* **WORK REQUIRED**:
Take the data below and repeat it exactly.
※
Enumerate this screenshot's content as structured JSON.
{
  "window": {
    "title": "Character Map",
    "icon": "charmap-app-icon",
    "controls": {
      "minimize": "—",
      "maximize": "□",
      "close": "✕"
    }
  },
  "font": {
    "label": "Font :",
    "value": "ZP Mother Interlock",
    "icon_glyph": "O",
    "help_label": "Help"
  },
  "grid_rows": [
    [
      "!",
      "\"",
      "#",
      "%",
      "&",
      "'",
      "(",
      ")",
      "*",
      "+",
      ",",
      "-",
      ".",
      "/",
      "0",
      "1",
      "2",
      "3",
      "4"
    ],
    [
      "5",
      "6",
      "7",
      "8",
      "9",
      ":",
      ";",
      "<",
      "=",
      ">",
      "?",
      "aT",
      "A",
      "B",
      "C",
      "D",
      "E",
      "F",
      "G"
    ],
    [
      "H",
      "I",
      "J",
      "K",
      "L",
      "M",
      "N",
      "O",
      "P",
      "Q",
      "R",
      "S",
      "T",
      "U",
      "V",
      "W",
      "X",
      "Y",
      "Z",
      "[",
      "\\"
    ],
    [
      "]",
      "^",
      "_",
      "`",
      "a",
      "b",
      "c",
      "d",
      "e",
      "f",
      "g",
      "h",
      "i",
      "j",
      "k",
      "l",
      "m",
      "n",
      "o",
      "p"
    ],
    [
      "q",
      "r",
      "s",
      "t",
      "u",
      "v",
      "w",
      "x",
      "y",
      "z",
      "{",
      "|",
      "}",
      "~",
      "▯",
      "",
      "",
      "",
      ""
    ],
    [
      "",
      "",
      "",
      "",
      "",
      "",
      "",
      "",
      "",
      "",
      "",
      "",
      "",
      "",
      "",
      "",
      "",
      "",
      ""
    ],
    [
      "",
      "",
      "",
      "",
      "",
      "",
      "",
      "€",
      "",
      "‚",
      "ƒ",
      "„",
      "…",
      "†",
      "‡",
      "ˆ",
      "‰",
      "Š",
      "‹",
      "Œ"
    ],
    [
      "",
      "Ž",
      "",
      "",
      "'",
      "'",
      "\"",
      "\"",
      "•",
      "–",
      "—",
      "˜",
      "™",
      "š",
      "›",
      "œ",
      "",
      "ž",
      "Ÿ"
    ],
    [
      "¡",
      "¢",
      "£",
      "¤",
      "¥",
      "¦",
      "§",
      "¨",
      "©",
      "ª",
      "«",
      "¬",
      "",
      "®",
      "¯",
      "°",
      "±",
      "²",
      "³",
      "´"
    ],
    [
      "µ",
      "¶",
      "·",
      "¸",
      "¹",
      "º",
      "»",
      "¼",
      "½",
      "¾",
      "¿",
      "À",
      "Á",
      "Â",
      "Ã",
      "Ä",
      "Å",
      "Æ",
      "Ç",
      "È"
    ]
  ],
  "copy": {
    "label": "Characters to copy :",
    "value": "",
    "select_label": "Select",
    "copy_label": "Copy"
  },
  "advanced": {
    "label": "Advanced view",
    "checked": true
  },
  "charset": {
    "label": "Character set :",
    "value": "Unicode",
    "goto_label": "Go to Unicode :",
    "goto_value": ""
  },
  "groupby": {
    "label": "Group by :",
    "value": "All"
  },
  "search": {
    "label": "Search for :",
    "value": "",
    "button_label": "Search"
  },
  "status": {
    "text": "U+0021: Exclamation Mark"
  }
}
※
* **SOLUTION**:
Enumerate this screenshot's content as structured JSON.
{
  "window": {
    "title": "Character Map",
    "icon": "charmap-app-icon",
    "controls": {
      "minimize": "—",
      "maximize": "□",
      "close": "✕"
    }
  },
  "font": {
    "label": "Font :",
    "value": "ZP Mother Interlock",
    "icon_glyph": "O",
    "help_label": "Help"
  },
  "grid_rows": [
    [
      "!",
      "\"",
      "#",
      "%",
      "&",
      "'",
      "(",
      ")",
      "*",
      "+",
      ",",
      "-",
      ".",
      "/",
      "0",
      "1",
      "2",
      "3",
      "4"
    ],
    [
      "5",
      "6",
      "7",
      "8",
      "9",
      ":",
      ";",
      "<",
      "=",
      ">",
      "?",
      "aT",
      "A",
      "B",
      "C",
      "D",
      "E",
      "F",
      "G"
    ],
    [
      "H",
      "I",
      "J",
      "K",
      "L",
      "M",
      "N",
      "O",
      "P",
      "Q",
      "R",
      "S",
      "T",
      "U",
      "V",
      "W",
      "X",
      "Y",
      "Z",
      "[",
      "\\"
    ],
    [
      "]",
      "^",
      "_",
      "`",
      "a",
      "b",
      "c",
      "d",
      "e",
      "f",
      "g",
      "h",
      "i",
      "j",
      "k",
      "l",
      "m",
      "n",
      "o",
      "p"
    ],
    [
      "q",
      "r",
      "s",
      "t",
      "u",
      "v",
      "w",
      "x",
      "y",
      "z",
      "{",
      "|",
      "}",
      "~",
      "▯",
      "",
      "",
      "",
      ""
    ],
    [
      "",
      "",
      "",
      "",
      "",
      "",
      "",
      "",
      "",
      "",
      "",
      "",
      "",
      "",
      "",
      "",
      "",
      "",
      ""
    ],
    [
      "",
      "",
      "",
      "",
      "",
      "",
      "",
      "€",
      "",
      "‚",
      "ƒ",
      "„",
      "…",
      "†",
      "‡",
      "ˆ",
      "‰",
      "Š",
      "‹",
      "Œ"
    ],
    [
      "",
      "Ž",
      "",
      "",
      "'",
      "'",
      "\"",
      "\"",
      "•",
      "–",
      "—",
      "˜",
      "™",
      "š",
      "›",
      "œ",
      "",
      "ž",
      "Ÿ"
    ],
    [
      "¡",
      "¢",
      "£",
      "¤",
      "¥",
      "¦",
      "§",
      "¨",
      "©",
      "ª",
      "«",
      "¬",
      "",
      "®",
      "¯",
      "°",
      "±",
      "²",
      "³",
      "´"
    ],
    [
      "µ",
      "¶",
      "·",
      "¸",
      "¹",
      "º",
      "»",
      "¼",
      "½",
      "¾",
      "¿",
      "À",
      "Á",
      "Â",
      "Ã",
      "Ä",
      "Å",
      "Æ",
      "Ç",
      "È"
    ]
  ],
  "copy": {
    "label": "Characters to copy :",
    "value": "",
    "select_label": "Select",
    "copy_label": "Copy"
  },
  "advanced": {
    "label": "Advanced view",
    "checked": true
  },
  "charset": {
    "label": "Character set :",
    "value": "Unicode",
    "goto_label": "Go to Unicode :",
    "goto_value": ""
  },
  "groupby": {
    "label": "Group by :",
    "value": "All"
  },
  "search": {
    "label": "Search for :",
    "value": "",
    "button_label": "Search"
  },
  "status": {
    "text": "U+0021: Exclamation Mark"
  }
}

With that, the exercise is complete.